Required task |
Extract each line where the string "data" shows up.

- - - - - - -

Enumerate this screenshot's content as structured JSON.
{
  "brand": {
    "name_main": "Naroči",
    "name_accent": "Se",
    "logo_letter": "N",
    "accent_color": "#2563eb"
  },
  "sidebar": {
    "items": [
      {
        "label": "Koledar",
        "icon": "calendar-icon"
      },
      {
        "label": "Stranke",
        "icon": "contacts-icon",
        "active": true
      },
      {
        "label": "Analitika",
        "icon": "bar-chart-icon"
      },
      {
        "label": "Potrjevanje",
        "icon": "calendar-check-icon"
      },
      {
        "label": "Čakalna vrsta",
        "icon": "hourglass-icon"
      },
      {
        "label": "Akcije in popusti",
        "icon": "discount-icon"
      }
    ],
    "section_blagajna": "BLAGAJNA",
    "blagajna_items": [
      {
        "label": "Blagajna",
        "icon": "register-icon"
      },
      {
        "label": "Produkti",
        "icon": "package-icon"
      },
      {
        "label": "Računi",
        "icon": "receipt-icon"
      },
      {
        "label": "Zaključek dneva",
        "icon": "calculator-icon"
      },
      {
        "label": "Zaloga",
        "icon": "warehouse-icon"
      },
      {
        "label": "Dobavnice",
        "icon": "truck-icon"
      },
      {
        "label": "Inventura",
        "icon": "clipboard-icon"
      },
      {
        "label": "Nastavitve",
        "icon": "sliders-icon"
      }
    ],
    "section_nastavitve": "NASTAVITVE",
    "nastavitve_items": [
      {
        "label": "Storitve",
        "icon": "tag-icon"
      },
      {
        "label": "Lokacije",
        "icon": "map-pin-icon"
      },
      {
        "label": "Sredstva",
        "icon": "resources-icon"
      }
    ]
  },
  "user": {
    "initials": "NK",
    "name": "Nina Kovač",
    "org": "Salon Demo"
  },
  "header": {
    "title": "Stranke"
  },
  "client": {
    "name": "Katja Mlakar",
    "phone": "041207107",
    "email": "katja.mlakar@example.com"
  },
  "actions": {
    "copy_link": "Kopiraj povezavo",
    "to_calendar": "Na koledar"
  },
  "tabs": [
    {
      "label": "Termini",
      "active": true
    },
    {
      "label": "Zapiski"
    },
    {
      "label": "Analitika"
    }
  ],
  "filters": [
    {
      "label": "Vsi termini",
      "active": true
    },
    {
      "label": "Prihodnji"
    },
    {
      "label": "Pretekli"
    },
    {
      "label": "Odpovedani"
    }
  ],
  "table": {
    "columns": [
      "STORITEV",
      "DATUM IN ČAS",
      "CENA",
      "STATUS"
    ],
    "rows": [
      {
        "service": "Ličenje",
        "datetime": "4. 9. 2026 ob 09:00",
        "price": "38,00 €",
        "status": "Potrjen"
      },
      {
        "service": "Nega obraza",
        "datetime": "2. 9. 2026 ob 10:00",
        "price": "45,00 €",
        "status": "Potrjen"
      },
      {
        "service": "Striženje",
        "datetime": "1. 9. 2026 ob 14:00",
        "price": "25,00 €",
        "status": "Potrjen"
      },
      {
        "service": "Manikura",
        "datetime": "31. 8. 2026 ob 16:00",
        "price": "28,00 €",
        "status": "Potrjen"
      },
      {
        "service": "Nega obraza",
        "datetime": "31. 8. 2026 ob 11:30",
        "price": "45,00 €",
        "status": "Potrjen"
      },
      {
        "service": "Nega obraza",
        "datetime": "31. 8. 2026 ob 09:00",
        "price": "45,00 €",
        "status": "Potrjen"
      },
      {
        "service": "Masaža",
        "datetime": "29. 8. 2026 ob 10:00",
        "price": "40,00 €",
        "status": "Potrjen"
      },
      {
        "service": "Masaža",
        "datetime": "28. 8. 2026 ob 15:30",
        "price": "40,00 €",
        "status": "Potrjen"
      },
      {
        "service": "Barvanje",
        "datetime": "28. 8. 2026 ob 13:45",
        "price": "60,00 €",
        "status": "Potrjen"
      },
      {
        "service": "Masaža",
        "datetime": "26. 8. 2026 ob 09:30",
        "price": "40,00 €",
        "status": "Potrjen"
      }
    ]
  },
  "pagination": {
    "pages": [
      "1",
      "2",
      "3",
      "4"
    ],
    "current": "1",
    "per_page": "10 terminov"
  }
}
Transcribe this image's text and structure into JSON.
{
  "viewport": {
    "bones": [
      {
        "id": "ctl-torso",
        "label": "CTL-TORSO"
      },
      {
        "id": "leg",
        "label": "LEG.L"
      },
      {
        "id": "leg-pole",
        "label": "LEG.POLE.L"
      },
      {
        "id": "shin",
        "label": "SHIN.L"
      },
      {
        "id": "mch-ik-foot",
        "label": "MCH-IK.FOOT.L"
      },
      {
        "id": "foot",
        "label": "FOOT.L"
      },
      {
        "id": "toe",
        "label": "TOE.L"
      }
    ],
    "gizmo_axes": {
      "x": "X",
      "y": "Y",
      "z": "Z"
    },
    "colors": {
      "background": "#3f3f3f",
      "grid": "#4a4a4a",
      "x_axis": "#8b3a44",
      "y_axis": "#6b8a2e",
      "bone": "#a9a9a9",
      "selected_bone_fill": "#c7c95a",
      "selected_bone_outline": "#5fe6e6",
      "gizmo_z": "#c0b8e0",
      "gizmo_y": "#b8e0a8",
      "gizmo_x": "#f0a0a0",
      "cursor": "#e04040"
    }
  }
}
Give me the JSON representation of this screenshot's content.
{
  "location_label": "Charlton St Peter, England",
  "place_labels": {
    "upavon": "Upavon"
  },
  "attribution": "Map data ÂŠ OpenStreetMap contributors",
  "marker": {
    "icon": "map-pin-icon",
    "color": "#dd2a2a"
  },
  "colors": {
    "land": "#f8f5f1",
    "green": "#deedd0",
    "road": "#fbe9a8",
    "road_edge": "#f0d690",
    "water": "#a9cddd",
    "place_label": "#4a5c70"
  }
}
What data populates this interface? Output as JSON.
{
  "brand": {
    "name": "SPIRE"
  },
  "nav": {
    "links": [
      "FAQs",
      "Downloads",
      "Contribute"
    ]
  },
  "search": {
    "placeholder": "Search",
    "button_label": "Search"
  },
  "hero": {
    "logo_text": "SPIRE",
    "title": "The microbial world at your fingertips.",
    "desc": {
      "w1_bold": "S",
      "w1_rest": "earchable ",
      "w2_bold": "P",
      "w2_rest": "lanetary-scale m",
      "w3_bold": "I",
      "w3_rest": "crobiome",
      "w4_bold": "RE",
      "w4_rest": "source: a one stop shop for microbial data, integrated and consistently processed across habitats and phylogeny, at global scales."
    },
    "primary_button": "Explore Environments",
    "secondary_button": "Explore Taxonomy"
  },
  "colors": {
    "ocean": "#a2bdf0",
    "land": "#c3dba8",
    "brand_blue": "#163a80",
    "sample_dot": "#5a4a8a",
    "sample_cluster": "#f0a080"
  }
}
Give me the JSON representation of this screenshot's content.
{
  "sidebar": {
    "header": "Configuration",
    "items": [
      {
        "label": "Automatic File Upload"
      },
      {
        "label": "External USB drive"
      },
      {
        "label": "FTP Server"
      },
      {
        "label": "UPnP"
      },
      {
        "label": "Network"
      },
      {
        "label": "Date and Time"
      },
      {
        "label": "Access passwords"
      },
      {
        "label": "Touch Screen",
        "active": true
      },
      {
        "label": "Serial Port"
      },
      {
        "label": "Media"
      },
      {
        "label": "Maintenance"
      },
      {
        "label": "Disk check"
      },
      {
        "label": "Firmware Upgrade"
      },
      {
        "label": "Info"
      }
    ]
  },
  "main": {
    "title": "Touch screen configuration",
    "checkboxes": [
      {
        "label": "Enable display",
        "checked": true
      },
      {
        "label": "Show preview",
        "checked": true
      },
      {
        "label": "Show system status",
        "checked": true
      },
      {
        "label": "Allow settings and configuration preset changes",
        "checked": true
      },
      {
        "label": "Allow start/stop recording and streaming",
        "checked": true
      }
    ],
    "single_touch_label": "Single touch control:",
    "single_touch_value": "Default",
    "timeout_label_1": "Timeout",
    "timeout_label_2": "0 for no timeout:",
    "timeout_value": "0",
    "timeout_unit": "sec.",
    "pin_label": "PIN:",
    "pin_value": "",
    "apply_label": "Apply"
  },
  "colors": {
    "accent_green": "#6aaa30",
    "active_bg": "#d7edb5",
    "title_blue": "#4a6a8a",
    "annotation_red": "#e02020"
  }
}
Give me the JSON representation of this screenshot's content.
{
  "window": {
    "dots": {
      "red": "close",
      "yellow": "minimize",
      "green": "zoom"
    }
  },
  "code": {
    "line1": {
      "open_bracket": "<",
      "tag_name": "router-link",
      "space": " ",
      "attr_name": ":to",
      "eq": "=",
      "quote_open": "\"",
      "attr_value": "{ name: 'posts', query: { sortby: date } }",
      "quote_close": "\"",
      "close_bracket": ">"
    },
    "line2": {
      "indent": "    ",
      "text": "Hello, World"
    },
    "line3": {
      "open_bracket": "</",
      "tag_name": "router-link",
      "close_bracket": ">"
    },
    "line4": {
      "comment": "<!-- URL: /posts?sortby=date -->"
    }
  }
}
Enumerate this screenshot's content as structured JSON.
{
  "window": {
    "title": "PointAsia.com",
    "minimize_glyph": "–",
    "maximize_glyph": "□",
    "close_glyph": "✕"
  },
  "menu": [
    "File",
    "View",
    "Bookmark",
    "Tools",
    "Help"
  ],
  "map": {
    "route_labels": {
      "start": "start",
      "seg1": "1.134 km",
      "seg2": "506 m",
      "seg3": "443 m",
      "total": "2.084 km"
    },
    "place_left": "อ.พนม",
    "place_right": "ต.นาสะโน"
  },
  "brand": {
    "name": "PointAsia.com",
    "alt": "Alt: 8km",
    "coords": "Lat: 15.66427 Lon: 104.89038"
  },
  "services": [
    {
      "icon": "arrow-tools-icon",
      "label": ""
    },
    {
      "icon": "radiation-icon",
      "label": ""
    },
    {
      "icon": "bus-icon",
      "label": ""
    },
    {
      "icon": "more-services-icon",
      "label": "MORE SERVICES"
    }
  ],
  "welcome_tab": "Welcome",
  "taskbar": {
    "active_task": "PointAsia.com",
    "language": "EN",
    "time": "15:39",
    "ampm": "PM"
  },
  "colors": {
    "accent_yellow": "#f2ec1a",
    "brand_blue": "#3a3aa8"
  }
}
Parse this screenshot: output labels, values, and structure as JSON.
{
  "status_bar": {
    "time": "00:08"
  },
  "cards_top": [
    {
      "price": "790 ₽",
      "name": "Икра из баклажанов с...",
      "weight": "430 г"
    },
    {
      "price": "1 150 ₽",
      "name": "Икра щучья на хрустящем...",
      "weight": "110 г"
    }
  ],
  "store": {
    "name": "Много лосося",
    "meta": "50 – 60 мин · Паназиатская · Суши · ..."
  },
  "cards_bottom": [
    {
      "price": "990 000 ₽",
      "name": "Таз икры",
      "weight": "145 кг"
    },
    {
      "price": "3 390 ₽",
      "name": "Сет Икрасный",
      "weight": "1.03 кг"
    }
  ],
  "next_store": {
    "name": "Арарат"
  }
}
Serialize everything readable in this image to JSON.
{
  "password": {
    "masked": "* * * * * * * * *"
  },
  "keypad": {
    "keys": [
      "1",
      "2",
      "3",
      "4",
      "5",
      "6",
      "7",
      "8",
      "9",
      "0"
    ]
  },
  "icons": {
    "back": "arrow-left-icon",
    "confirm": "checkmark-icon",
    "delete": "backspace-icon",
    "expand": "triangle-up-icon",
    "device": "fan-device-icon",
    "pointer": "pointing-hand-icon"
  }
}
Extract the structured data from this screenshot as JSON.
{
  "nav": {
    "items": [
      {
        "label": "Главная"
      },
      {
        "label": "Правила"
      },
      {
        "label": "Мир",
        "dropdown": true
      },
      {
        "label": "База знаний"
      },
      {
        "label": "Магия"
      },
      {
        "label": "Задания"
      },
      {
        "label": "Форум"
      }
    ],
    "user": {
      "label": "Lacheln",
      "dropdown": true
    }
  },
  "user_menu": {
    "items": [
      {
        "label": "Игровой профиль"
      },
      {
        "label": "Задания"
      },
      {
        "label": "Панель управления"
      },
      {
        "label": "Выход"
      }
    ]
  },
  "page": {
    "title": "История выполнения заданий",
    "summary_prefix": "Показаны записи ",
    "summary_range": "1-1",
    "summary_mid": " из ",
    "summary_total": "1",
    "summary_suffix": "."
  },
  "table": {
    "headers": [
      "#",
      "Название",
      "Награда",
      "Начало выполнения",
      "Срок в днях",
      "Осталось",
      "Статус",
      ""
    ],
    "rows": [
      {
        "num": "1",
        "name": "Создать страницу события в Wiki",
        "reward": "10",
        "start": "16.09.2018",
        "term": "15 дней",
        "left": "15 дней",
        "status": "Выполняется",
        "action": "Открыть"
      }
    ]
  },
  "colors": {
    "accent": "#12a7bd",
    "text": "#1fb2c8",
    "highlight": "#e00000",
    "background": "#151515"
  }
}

- - - - - - -

The solution |
  "attribution": "Map data ÂŠ OpenStreetMap contributors",
What data populates this interface? Output as JSON.
      "w4_rest": "source: a one stop shop for microbial data, integrated and consistently processed across habitats and phylogeny, at global scales."
Extract the structured data from this screenshot as JSON.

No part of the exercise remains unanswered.